• [REQUEST] Lines that hold the word "into" should be located and copied.

— START OF EXERCISE INPUTS —

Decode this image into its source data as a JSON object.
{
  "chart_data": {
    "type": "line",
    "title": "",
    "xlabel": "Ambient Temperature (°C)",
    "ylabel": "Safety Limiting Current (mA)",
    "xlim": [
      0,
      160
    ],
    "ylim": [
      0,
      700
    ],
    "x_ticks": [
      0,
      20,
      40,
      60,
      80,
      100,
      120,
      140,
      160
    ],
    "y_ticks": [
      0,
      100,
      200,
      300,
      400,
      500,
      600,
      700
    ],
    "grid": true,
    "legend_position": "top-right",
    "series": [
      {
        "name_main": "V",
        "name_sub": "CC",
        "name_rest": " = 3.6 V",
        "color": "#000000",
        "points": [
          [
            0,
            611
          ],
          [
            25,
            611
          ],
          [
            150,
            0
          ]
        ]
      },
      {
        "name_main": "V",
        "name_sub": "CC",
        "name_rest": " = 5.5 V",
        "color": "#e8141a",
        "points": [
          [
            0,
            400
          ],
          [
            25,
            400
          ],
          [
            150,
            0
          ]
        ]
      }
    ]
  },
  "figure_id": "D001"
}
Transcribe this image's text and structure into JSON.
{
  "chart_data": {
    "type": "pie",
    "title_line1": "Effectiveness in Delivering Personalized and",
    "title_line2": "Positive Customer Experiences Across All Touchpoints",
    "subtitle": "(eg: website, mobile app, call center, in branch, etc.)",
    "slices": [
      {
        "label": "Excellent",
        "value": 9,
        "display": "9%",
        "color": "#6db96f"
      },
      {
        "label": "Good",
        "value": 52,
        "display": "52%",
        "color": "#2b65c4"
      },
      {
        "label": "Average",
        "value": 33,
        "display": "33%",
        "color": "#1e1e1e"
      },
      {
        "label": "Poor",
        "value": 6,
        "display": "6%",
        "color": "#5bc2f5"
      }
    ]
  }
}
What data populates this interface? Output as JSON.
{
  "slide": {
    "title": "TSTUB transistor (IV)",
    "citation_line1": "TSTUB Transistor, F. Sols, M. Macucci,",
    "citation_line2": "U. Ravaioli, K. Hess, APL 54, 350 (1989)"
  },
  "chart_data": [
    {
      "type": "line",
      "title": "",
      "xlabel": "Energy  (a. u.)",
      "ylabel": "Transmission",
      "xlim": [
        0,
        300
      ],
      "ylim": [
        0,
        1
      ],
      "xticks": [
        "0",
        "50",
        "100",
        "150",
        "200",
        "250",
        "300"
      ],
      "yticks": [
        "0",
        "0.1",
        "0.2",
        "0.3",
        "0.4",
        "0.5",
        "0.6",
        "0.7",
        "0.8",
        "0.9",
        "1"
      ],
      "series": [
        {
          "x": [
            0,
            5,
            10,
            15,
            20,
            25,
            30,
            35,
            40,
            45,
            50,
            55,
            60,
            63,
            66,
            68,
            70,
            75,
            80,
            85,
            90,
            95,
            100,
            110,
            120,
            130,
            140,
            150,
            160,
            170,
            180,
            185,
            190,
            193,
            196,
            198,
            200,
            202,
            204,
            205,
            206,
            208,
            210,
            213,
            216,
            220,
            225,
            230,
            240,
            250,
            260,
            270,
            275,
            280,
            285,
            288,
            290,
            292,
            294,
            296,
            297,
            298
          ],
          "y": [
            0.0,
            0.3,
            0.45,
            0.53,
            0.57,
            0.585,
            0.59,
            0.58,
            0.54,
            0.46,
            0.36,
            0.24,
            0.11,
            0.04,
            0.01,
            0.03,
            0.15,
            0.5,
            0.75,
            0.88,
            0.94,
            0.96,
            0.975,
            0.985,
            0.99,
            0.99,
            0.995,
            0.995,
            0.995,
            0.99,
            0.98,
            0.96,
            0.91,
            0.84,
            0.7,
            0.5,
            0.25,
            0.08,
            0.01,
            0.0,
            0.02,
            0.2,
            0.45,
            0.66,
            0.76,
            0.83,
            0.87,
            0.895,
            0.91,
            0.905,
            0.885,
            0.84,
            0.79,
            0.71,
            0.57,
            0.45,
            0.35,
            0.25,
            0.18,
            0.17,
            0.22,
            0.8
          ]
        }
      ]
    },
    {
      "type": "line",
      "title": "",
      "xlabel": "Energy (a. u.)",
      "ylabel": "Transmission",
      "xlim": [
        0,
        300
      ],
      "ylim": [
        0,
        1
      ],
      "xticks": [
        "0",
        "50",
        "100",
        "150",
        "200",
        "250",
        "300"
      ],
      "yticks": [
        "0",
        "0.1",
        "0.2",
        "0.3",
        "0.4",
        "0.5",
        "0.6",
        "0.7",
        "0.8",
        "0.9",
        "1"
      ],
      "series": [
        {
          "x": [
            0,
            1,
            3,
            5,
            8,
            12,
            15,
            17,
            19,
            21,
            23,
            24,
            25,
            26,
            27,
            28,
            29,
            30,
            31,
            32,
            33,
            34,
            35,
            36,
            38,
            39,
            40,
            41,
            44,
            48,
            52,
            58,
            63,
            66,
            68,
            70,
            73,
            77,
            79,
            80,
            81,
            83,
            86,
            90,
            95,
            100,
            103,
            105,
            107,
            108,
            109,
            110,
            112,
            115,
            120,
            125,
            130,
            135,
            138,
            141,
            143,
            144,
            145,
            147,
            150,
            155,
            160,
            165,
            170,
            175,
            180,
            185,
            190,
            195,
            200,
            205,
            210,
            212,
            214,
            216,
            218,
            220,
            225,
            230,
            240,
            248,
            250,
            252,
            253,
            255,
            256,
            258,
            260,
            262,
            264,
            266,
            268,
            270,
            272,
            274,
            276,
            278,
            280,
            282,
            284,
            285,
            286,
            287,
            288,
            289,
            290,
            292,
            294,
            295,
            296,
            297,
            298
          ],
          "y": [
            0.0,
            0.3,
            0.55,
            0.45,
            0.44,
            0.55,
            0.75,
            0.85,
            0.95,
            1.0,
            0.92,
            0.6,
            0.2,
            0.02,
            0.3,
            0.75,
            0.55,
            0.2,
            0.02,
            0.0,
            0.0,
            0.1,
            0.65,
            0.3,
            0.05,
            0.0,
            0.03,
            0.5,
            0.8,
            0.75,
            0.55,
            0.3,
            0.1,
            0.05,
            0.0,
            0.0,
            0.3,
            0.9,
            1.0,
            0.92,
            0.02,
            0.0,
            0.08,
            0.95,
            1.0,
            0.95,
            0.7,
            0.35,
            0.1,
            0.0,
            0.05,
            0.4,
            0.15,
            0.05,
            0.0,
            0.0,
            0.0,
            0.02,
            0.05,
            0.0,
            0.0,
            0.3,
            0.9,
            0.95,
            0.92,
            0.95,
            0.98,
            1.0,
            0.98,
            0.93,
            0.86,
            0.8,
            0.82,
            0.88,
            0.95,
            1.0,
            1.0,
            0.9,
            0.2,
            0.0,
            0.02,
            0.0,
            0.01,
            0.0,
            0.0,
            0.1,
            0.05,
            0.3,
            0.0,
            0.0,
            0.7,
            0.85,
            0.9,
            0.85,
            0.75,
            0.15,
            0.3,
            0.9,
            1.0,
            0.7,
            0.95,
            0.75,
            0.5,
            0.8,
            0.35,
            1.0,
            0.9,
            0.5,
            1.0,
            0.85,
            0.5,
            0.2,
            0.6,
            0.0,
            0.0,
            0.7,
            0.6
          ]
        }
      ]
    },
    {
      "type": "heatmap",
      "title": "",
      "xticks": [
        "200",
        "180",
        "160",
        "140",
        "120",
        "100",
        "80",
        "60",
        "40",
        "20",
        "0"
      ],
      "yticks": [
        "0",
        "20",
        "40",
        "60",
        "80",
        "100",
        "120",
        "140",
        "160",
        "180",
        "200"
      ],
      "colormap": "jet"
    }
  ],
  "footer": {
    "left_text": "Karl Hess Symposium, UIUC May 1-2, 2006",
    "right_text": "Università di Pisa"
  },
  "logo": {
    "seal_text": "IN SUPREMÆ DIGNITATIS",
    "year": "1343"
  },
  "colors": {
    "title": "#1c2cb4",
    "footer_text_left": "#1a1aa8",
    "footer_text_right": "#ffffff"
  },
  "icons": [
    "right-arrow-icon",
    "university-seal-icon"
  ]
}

— END OF EXERCISE INPUTS —

• [COMPLETE RESPONSE]
Decode this image into its source data as a JSON object.
Transcribe this image's text and structure into JSON.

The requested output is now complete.